• [Written task] Can the data below be echoed back word for word?

Figure content listings:
--------
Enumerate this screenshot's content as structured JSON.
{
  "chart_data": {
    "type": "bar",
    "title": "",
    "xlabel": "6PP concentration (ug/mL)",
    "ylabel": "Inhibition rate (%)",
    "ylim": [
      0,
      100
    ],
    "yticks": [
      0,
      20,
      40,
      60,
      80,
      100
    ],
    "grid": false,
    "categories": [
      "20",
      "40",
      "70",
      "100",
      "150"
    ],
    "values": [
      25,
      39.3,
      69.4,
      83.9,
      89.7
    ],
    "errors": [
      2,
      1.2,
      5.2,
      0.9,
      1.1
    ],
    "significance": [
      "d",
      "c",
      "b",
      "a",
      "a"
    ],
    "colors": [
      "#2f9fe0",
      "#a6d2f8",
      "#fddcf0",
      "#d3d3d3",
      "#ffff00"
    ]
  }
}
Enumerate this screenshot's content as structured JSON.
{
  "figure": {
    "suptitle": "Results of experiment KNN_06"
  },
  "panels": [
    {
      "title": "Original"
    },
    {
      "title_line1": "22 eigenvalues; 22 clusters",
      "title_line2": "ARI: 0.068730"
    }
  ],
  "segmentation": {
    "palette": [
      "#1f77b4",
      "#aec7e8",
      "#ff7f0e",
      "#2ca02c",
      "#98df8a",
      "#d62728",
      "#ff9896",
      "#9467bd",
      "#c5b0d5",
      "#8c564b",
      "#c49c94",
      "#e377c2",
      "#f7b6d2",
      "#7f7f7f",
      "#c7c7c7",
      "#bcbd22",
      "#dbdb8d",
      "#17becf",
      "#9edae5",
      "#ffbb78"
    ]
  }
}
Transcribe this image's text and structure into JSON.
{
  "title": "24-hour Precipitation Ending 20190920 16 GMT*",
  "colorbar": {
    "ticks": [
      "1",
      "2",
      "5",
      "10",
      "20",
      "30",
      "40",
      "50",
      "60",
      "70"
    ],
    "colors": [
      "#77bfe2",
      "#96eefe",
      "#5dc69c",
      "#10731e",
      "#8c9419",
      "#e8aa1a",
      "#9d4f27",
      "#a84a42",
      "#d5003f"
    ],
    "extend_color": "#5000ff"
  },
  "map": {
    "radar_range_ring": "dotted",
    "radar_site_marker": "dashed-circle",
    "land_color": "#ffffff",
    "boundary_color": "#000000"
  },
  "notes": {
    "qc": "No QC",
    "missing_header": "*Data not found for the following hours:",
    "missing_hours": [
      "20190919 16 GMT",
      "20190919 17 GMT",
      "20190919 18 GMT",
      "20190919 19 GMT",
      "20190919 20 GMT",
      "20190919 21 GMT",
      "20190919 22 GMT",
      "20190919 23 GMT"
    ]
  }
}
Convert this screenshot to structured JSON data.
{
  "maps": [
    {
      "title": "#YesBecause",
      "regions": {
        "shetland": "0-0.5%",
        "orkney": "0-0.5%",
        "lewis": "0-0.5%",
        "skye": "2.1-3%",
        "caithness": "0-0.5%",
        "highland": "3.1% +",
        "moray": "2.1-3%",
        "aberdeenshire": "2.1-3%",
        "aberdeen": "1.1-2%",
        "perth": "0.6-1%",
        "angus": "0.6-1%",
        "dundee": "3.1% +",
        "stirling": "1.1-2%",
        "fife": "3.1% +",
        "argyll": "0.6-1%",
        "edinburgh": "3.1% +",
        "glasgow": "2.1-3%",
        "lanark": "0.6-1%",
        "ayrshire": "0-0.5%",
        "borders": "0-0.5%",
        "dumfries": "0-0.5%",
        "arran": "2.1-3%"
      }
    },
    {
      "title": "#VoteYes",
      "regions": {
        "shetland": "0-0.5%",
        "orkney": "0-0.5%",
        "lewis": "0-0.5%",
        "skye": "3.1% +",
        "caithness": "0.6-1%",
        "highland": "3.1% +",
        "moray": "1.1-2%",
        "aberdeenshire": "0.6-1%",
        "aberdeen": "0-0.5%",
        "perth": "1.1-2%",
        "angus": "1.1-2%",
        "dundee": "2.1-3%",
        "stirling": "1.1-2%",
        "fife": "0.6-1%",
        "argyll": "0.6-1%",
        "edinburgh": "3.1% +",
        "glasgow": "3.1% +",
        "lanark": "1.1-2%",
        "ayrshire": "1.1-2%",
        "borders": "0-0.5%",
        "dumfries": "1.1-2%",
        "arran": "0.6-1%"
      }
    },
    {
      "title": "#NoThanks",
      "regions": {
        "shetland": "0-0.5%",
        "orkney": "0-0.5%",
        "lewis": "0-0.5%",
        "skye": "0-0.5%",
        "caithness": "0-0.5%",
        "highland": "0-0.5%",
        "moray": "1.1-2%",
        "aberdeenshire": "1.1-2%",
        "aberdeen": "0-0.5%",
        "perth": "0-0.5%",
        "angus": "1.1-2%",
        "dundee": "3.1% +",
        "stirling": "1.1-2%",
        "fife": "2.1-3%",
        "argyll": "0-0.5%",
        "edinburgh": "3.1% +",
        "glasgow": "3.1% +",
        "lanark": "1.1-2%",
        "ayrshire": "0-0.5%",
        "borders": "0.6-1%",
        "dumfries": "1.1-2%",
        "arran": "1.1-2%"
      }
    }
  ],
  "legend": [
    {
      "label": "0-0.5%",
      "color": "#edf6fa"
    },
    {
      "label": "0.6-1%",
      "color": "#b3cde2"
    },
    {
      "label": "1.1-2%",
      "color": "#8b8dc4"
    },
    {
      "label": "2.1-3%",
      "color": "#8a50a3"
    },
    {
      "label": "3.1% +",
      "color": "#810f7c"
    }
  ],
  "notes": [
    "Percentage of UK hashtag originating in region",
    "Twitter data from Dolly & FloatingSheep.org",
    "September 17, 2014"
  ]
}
--------
• [Answer for the task]
Enumerate this screenshot's content as structured JSON.
{
  "chart_data": {
    "type": "bar",
    "title": "",
    "xlabel": "6PP concentration (ug/mL)",
    "ylabel": "Inhibition rate (%)",
    "ylim": [
      0,
      100
    ],
    "yticks": [
      0,
      20,
      40,
      60,
      80,
      100
    ],
    "grid": false,
    "categories": [
      "20",
      "40",
      "70",
      "100",
      "150"
    ],
    "values": [
      25,
      39.3,
      69.4,
      83.9,
      89.7
    ],
    "errors": [
      2,
      1.2,
      5.2,
      0.9,
      1.1
    ],
    "significance": [
      "d",
      "c",
      "b",
      "a",
      "a"
    ],
    "colors": [
      "#2f9fe0",
      "#a6d2f8",
      "#fddcf0",
      "#d3d3d3",
      "#ffff00"
    ]
  }
}
Enumerate this screenshot's content as structured JSON.
{
  "figure": {
    "suptitle": "Results of experiment KNN_06"
  },
  "panels": [
    {
      "title": "Original"
    },
    {
      "title_line1": "22 eigenvalues; 22 clusters",
      "title_line2": "ARI: 0.068730"
    }
  ],
  "segmentation": {
    "palette": [
      "#1f77b4",
      "#aec7e8",
      "#ff7f0e",
      "#2ca02c",
      "#98df8a",
      "#d62728",
      "#ff9896",
      "#9467bd",
      "#c5b0d5",
      "#8c564b",
      "#c49c94",
      "#e377c2",
      "#f7b6d2",
      "#7f7f7f",
      "#c7c7c7",
      "#bcbd22",
      "#dbdb8d",
      "#17becf",
      "#9edae5",
      "#ffbb78"
    ]
  }
}
Transcribe this image's text and structure into JSON.
{
  "title": "24-hour Precipitation Ending 20190920 16 GMT*",
  "colorbar": {
    "ticks": [
      "1",
      "2",
      "5",
      "10",
      "20",
      "30",
      "40",
      "50",
      "60",
      "70"
    ],
    "colors": [
      "#77bfe2",
      "#96eefe",
      "#5dc69c",
      "#10731e",
      "#8c9419",
      "#e8aa1a",
      "#9d4f27",
      "#a84a42",
      "#d5003f"
    ],
    "extend_color": "#5000ff"
  },
  "map": {
    "radar_range_ring": "dotted",
    "radar_site_marker": "dashed-circle",
    "land_color": "#ffffff",
    "boundary_color": "#000000"
  },
  "notes": {
    "qc": "No QC",
    "missing_header": "*Data not found for the following hours:",
    "missing_hours": [
      "20190919 16 GMT",
      "20190919 17 GMT",
      "20190919 18 GMT",
      "20190919 19 GMT",
      "20190919 20 GMT",
      "20190919 21 GMT",
      "20190919 22 GMT",
      "20190919 23 GMT"
    ]
  }
}
Convert this screenshot to structured JSON data.
{
  "maps": [
    {
      "title": "#YesBecause",
      "regions": {
        "shetland": "0-0.5%",
        "orkney": "0-0.5%",
        "lewis": "0-0.5%",
        "skye": "2.1-3%",
        "caithness": "0-0.5%",
        "highland": "3.1% +",
        "moray": "2.1-3%",
        "aberdeenshire": "2.1-3%",
        "aberdeen": "1.1-2%",
        "perth": "0.6-1%",
        "angus": "0.6-1%",
        "dundee": "3.1% +",
        "stirling": "1.1-2%",
        "fife": "3.1% +",
        "argyll": "0.6-1%",
        "edinburgh": "3.1% +",
        "glasgow": "2.1-3%",
        "lanark": "0.6-1%",
        "ayrshire": "0-0.5%",
        "borders": "0-0.5%",
        "dumfries": "0-0.5%",
        "arran": "2.1-3%"
      }
    },
    {
      "title": "#VoteYes",
      "regions": {
        "shetland": "0-0.5%",
        "orkney": "0-0.5%",
        "lewis": "0-0.5%",
        "skye": "3.1% +",
        "caithness": "0.6-1%",
        "highland": "3.1% +",
        "moray": "1.1-2%",
        "aberdeenshire": "0.6-1%",
        "aberdeen": "0-0.5%",
        "perth": "1.1-2%",
        "angus": "1.1-2%",
        "dundee": "2.1-3%",
        "stirling": "1.1-2%",
        "fife": "0.6-1%",
        "argyll": "0.6-1%",
        "edinburgh": "3.1% +",
        "glasgow": "3.1% +",
        "lanark": "1.1-2%",
        "ayrshire": "1.1-2%",
        "borders": "0-0.5%",
        "dumfries": "1.1-2%",
        "arran": "0.6-1%"
      }
    },
    {
      "title": "#NoThanks",
      "regions": {
        "shetland": "0-0.5%",
        "orkney": "0-0.5%",
        "lewis": "0-0.5%",
        "skye": "0-0.5%",
        "caithness": "0-0.5%",
        "highland": "0-0.5%",
        "moray": "1.1-2%",
        "aberdeenshire": "1.1-2%",
        "aberdeen": "0-0.5%",
        "perth": "0-0.5%",
        "angus": "1.1-2%",
        "dundee": "3.1% +",
        "stirling": "1.1-2%",
        "fife": "2.1-3%",
        "argyll": "0-0.5%",
        "edinburgh": "3.1% +",
        "glasgow": "3.1% +",
        "lanark": "1.1-2%",
        "ayrshire": "0-0.5%",
        "borders": "0.6-1%",
        "dumfries": "1.1-2%",
        "arran": "1.1-2%"
      }
    }
  ],
  "legend": [
    {
      "label": "0-0.5%",
      "color": "#edf6fa"
    },
    {
      "label": "0.6-1%",
      "color": "#b3cde2"
    },
    {
      "label": "1.1-2%",
      "color": "#8b8dc4"
    },
    {
      "label": "2.1-3%",
      "color": "#8a50a3"
    },
    {
      "label": "3.1% +",
      "color": "#810f7c"
    }
  ],
  "notes": [
    "Percentage of UK hashtag originating in region",
    "Twitter data from Dolly & FloatingSheep.org",
    "September 17, 2014"
  ]
}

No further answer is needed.